**Listed records:**
┌──

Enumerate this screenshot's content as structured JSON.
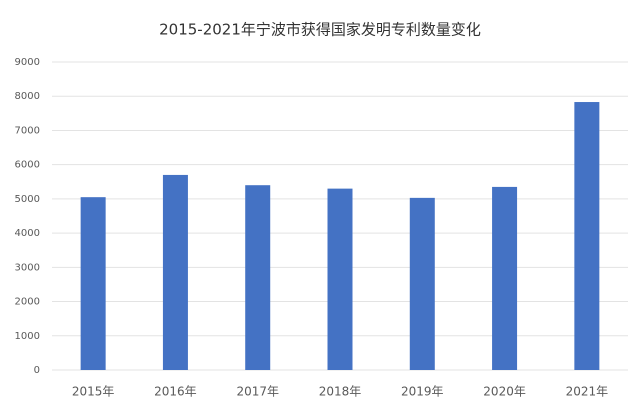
{
  "chart_data": {
    "type": "bar",
    "title": "2015-2021年宁波市获得国家发明专利数量变化",
    "categories": [
      "2015年",
      "2016年",
      "2017年",
      "2018年",
      "2019年",
      "2020年",
      "2021年"
    ],
    "values": [
      5050,
      5700,
      5400,
      5300,
      5030,
      5350,
      7830
    ],
    "color": "#4472c4",
    "ylim": [
      0,
      9000
    ],
    "yticks": [
      0,
      1000,
      2000,
      3000,
      4000,
      5000,
      6000,
      7000,
      8000,
      9000
    ],
    "grid": true
  }
}
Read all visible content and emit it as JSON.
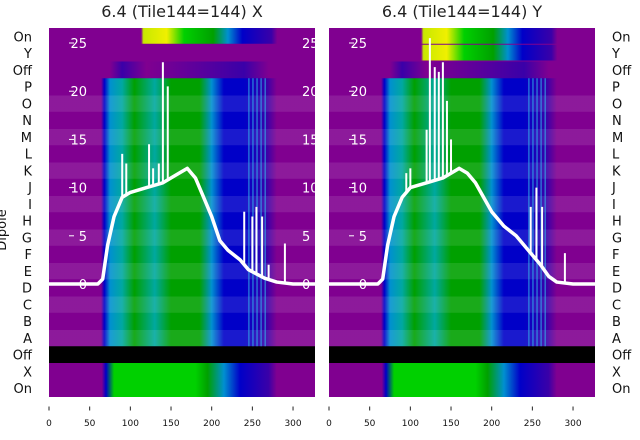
{
  "chart_data": {
    "type": "heatmap",
    "ylabel": "Dipole",
    "row_labels": [
      "On",
      "Y",
      "Off",
      "P",
      "O",
      "N",
      "M",
      "L",
      "K",
      "J",
      "I",
      "H",
      "G",
      "F",
      "E",
      "D",
      "C",
      "B",
      "A",
      "Off",
      "X",
      "On"
    ],
    "x_ticks": [
      0,
      50,
      100,
      150,
      200,
      250,
      300
    ],
    "xlim": [
      0,
      327
    ],
    "inner_y_ticks": [
      0,
      5,
      10,
      15,
      20,
      25
    ],
    "inner_ylim": [
      -11,
      27
    ],
    "colormap": [
      "#800090",
      "#3a00a8",
      "#0000c8",
      "#0090d0",
      "#00a8a0",
      "#00a000",
      "#00d000",
      "#c8e800",
      "#f0f000"
    ],
    "panels": [
      {
        "title": "6.4 (Tile144=144) X",
        "curve": [
          [
            0,
            0
          ],
          [
            60,
            0
          ],
          [
            66,
            0.5
          ],
          [
            72,
            4
          ],
          [
            80,
            7
          ],
          [
            90,
            9
          ],
          [
            100,
            9.5
          ],
          [
            120,
            10
          ],
          [
            140,
            10.5
          ],
          [
            160,
            11.5
          ],
          [
            170,
            12
          ],
          [
            180,
            11
          ],
          [
            190,
            9
          ],
          [
            200,
            7
          ],
          [
            210,
            4.5
          ],
          [
            220,
            3.5
          ],
          [
            235,
            2.5
          ],
          [
            245,
            1.5
          ],
          [
            265,
            0.6
          ],
          [
            280,
            0.2
          ],
          [
            300,
            0
          ],
          [
            327,
            0
          ]
        ],
        "spikes": [
          [
            90,
            13.5
          ],
          [
            95,
            12.5
          ],
          [
            123,
            14.5
          ],
          [
            128,
            12
          ],
          [
            135,
            12.5
          ],
          [
            140,
            23
          ],
          [
            146,
            20.5
          ],
          [
            240,
            7.5
          ],
          [
            250,
            7
          ],
          [
            255,
            8
          ],
          [
            262,
            7
          ],
          [
            270,
            2
          ],
          [
            290,
            4.2
          ]
        ]
      },
      {
        "title": "6.4 (Tile144=144) Y",
        "curve": [
          [
            0,
            0
          ],
          [
            60,
            0
          ],
          [
            66,
            0.5
          ],
          [
            72,
            4
          ],
          [
            80,
            7
          ],
          [
            90,
            9
          ],
          [
            100,
            10
          ],
          [
            120,
            10.5
          ],
          [
            140,
            11
          ],
          [
            160,
            12
          ],
          [
            170,
            11.5
          ],
          [
            180,
            10.5
          ],
          [
            190,
            9
          ],
          [
            200,
            7.5
          ],
          [
            215,
            6
          ],
          [
            230,
            5
          ],
          [
            245,
            3.5
          ],
          [
            260,
            2
          ],
          [
            270,
            0.8
          ],
          [
            280,
            0.2
          ],
          [
            300,
            0
          ],
          [
            327,
            0
          ]
        ],
        "spikes": [
          [
            95,
            11.5
          ],
          [
            100,
            12
          ],
          [
            120,
            16
          ],
          [
            124,
            25.5
          ],
          [
            130,
            22.5
          ],
          [
            135,
            22
          ],
          [
            140,
            23
          ],
          [
            145,
            19
          ],
          [
            150,
            15
          ],
          [
            248,
            8
          ],
          [
            255,
            10
          ],
          [
            262,
            8
          ],
          [
            290,
            3.2
          ]
        ]
      }
    ]
  }
}
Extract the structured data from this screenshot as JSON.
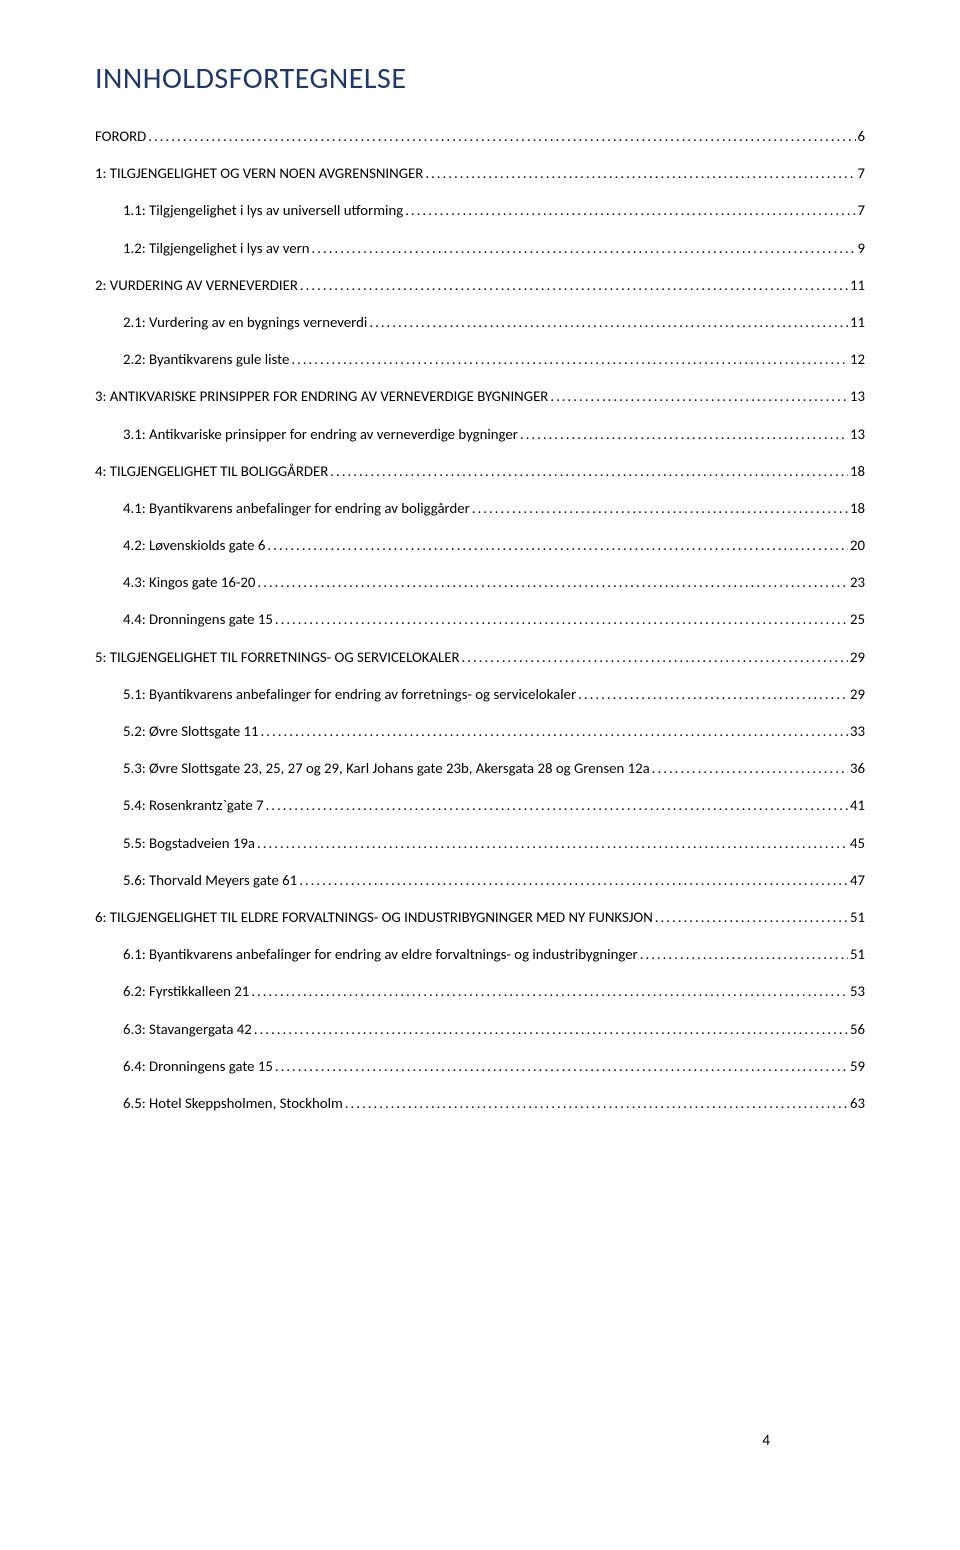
{
  "page": {
    "title": "INNHOLDSFORTEGNELSE",
    "page_number": "4",
    "title_color": "#1f3864"
  },
  "toc": [
    {
      "label": "FORORD",
      "page": "6",
      "level": 0
    },
    {
      "label": "1: TILGJENGELIGHET OG VERN NOEN AVGRENSNINGER",
      "page": "7",
      "level": 0
    },
    {
      "label": "1.1: Tilgjengelighet i lys av universell utforming",
      "page": "7",
      "level": 1
    },
    {
      "label": "1.2: Tilgjengelighet i lys av vern",
      "page": "9",
      "level": 1
    },
    {
      "label": "2: VURDERING AV VERNEVERDIER",
      "page": "11",
      "level": 0
    },
    {
      "label": "2.1: Vurdering av en bygnings verneverdi",
      "page": "11",
      "level": 1
    },
    {
      "label": "2.2: Byantikvarens gule liste",
      "page": "12",
      "level": 1
    },
    {
      "label": "3: ANTIKVARISKE PRINSIPPER FOR ENDRING AV VERNEVERDIGE BYGNINGER",
      "page": "13",
      "level": 0
    },
    {
      "label": "3.1: Antikvariske prinsipper for endring av verneverdige bygninger",
      "page": "13",
      "level": 1
    },
    {
      "label": "4: TILGJENGELIGHET TIL BOLIGGÅRDER",
      "page": "18",
      "level": 0
    },
    {
      "label": "4.1: Byantikvarens anbefalinger for endring av boliggårder",
      "page": "18",
      "level": 1
    },
    {
      "label": "4.2: Løvenskiolds gate 6",
      "page": "20",
      "level": 1
    },
    {
      "label": "4.3: Kingos gate 16-20",
      "page": "23",
      "level": 1
    },
    {
      "label": "4.4: Dronningens gate 15",
      "page": "25",
      "level": 1
    },
    {
      "label": "5: TILGJENGELIGHET TIL FORRETNINGS- OG SERVICELOKALER",
      "page": "29",
      "level": 0
    },
    {
      "label": "5.1: Byantikvarens anbefalinger for endring av forretnings- og servicelokaler",
      "page": "29",
      "level": 1
    },
    {
      "label": "5.2: Øvre Slottsgate 11",
      "page": "33",
      "level": 1
    },
    {
      "label": "5.3: Øvre Slottsgate 23, 25, 27 og 29, Karl Johans gate 23b, Akersgata 28 og Grensen 12a",
      "page": "36",
      "level": 1
    },
    {
      "label": "5.4: Rosenkrantz`gate 7",
      "page": "41",
      "level": 1
    },
    {
      "label": "5.5: Bogstadveien 19a",
      "page": "45",
      "level": 1
    },
    {
      "label": "5.6: Thorvald Meyers gate 61",
      "page": "47",
      "level": 1
    },
    {
      "label": "6: TILGJENGELIGHET TIL ELDRE FORVALTNINGS- OG INDUSTRIBYGNINGER MED NY FUNKSJON",
      "page": "51",
      "level": 0
    },
    {
      "label": "6.1: Byantikvarens anbefalinger for endring av eldre forvaltnings- og industribygninger",
      "page": "51",
      "level": 1
    },
    {
      "label": "6.2: Fyrstikkalleen 21",
      "page": "53",
      "level": 1
    },
    {
      "label": "6.3: Stavangergata 42",
      "page": "56",
      "level": 1
    },
    {
      "label": "6.4: Dronningens gate 15",
      "page": "59",
      "level": 1
    },
    {
      "label": "6.5: Hotel Skeppsholmen, Stockholm",
      "page": "63",
      "level": 1
    }
  ]
}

└──

**Problem to solve:** Reproduce the full material exactly, excluding the pictures.

**Written answer:**
Enumerate this screenshot's content as structured JSON.
{
  "chart_data": {
    "type": "bar",
    "title": "2015-2021年宁波市获得国家发明专利数量变化",
    "categories": [
      "2015年",
      "2016年",
      "2017年",
      "2018年",
      "2019年",
      "2020年",
      "2021年"
    ],
    "values": [
      5050,
      5700,
      5400,
      5300,
      5030,
      5350,
      7830
    ],
    "color": "#4472c4",
    "ylim": [
      0,
      9000
    ],
    "yticks": [
      0,
      1000,
      2000,
      3000,
      4000,
      5000,
      6000,
      7000,
      8000,
      9000
    ],
    "grid": true
  }
}
Read all visible content and emit it as JSON.
{
  "chart_data": {
    "type": "heatmap",
    "ylabel": "Dipole",
    "row_labels": [
      "On",
      "Y",
      "Off",
      "P",
      "O",
      "N",
      "M",
      "L",
      "K",
      "J",
      "I",
      "H",
      "G",
      "F",
      "E",
      "D",
      "C",
      "B",
      "A",
      "Off",
      "X",
      "On"
    ],
    "x_ticks": [
      0,
      50,
      100,
      150,
      200,
      250,
      300
    ],
    "xlim": [
      0,
      327
    ],
    "inner_y_ticks": [
      0,
      5,
      10,
      15,
      20,
      25
    ],
    "inner_ylim": [
      -11,
      27
    ],
    "colormap": [
      "#800090",
      "#3a00a8",
      "#0000c8",
      "#0090d0",
      "#00a8a0",
      "#00a000",
      "#00d000",
      "#c8e800",
      "#f0f000"
    ],
    "panels": [
      {
        "title": "6.4 (Tile144=144) X",
        "curve": [
          [
            0,
            0
          ],
          [
            60,
            0
          ],
          [
            66,
            0.5
          ],
          [
            72,
            4
          ],
          [
            80,
            7
          ],
          [
            90,
            9
          ],
          [
            100,
            9.5
          ],
          [
            120,
            10
          ],
          [
            140,
            10.5
          ],
          [
            160,
            11.5
          ],
          [
            170,
            12
          ],
          [
            180,
            11
          ],
          [
            190,
            9
          ],
          [
            200,
            7
          ],
          [
            210,
            4.5
          ],
          [
            220,
            3.5
          ],
          [
            235,
            2.5
          ],
          [
            245,
            1.5
          ],
          [
            265,
            0.6
          ],
          [
            280,
            0.2
          ],
          [
            300,
            0
          ],
          [
            327,
            0
          ]
        ],
        "spikes": [
          [
            90,
            13.5
          ],
          [
            95,
            12.5
          ],
          [
            123,
            14.5
          ],
          [
            128,
            12
          ],
          [
            135,
            12.5
          ],
          [
            140,
            23
          ],
          [
            146,
            20.5
          ],
          [
            240,
            7.5
          ],
          [
            250,
            7
          ],
          [
            255,
            8
          ],
          [
            262,
            7
          ],
          [
            270,
            2
          ],
          [
            290,
            4.2
          ]
        ]
      },
      {
        "title": "6.4 (Tile144=144) Y",
        "curve": [
          [
            0,
            0
          ],
          [
            60,
            0
          ],
          [
            66,
            0.5
          ],
          [
            72,
            4
          ],
          [
            80,
            7
          ],
          [
            90,
            9
          ],
          [
            100,
            10
          ],
          [
            120,
            10.5
          ],
          [
            140,
            11
          ],
          [
            160,
            12
          ],
          [
            170,
            11.5
          ],
          [
            180,
            10.5
          ],
          [
            190,
            9
          ],
          [
            200,
            7.5
          ],
          [
            215,
            6
          ],
          [
            230,
            5
          ],
          [
            245,
            3.5
          ],
          [
            260,
            2
          ],
          [
            270,
            0.8
          ],
          [
            280,
            0.2
          ],
          [
            300,
            0
          ],
          [
            327,
            0
          ]
        ],
        "spikes": [
          [
            95,
            11.5
          ],
          [
            100,
            12
          ],
          [
            120,
            16
          ],
          [
            124,
            25.5
          ],
          [
            130,
            22.5
          ],
          [
            135,
            22
          ],
          [
            140,
            23
          ],
          [
            145,
            19
          ],
          [
            150,
            15
          ],
          [
            248,
            8
          ],
          [
            255,
            10
          ],
          [
            262,
            8
          ],
          [
            290,
            3.2
          ]
        ]
      }
    ]
  }
}
Extract the structured data from this screenshot as JSON.
{
  "page": {
    "title": "INNHOLDSFORTEGNELSE",
    "page_number": "4",
    "title_color": "#1f3864"
  },
  "toc": [
    {
      "label": "FORORD",
      "page": "6",
      "level": 0
    },
    {
      "label": "1: TILGJENGELIGHET OG VERN NOEN AVGRENSNINGER",
      "page": "7",
      "level": 0
    },
    {
      "label": "1.1: Tilgjengelighet i lys av universell utforming",
      "page": "7",
      "level": 1
    },
    {
      "label": "1.2: Tilgjengelighet i lys av vern",
      "page": "9",
      "level": 1
    },
    {
      "label": "2: VURDERING AV VERNEVERDIER",
      "page": "11",
      "level": 0
    },
    {
      "label": "2.1: Vurdering av en bygnings verneverdi",
      "page": "11",
      "level": 1
    },
    {
      "label": "2.2: Byantikvarens gule liste",
      "page": "12",
      "level": 1
    },
    {
      "label": "3: ANTIKVARISKE PRINSIPPER FOR ENDRING AV VERNEVERDIGE BYGNINGER",
      "page": "13",
      "level": 0
    },
    {
      "label": "3.1: Antikvariske prinsipper for endring av verneverdige bygninger",
      "page": "13",
      "level": 1
    },
    {
      "label": "4: TILGJENGELIGHET TIL BOLIGGÅRDER",
      "page": "18",
      "level": 0
    },
    {
      "label": "4.1: Byantikvarens anbefalinger for endring av boliggårder",
      "page": "18",
      "level": 1
    },
    {
      "label": "4.2: Løvenskiolds gate 6",
      "page": "20",
      "level": 1
    },
    {
      "label": "4.3: Kingos gate 16-20",
      "page": "23",
      "level": 1
    },
    {
      "label": "4.4: Dronningens gate 15",
      "page": "25",
      "level": 1
    },
    {
      "label": "5: TILGJENGELIGHET TIL FORRETNINGS- OG SERVICELOKALER",
      "page": "29",
      "level": 0
    },
    {
      "label": "5.1: Byantikvarens anbefalinger for endring av forretnings- og servicelokaler",
      "page": "29",
      "level": 1
    },
    {
      "label": "5.2: Øvre Slottsgate 11",
      "page": "33",
      "level": 1
    },
    {
      "label": "5.3: Øvre Slottsgate 23, 25, 27 og 29, Karl Johans gate 23b, Akersgata 28 og Grensen 12a",
      "page": "36",
      "level": 1
    },
    {
      "label": "5.4: Rosenkrantz`gate 7",
      "page": "41",
      "level": 1
    },
    {
      "label": "5.5: Bogstadveien 19a",
      "page": "45",
      "level": 1
    },
    {
      "label": "5.6: Thorvald Meyers gate 61",
      "page": "47",
      "level": 1
    },
    {
      "label": "6: TILGJENGELIGHET TIL ELDRE FORVALTNINGS- OG INDUSTRIBYGNINGER MED NY FUNKSJON",
      "page": "51",
      "level": 0
    },
    {
      "label": "6.1: Byantikvarens anbefalinger for endring av eldre forvaltnings- og industribygninger",
      "page": "51",
      "level": 1
    },
    {
      "label": "6.2: Fyrstikkalleen 21",
      "page": "53",
      "level": 1
    },
    {
      "label": "6.3: Stavangergata 42",
      "page": "56",
      "level": 1
    },
    {
      "label": "6.4: Dronningens gate 15",
      "page": "59",
      "level": 1
    },
    {
      "label": "6.5: Hotel Skeppsholmen, Stockholm",
      "page": "63",
      "level": 1
    }
  ]
}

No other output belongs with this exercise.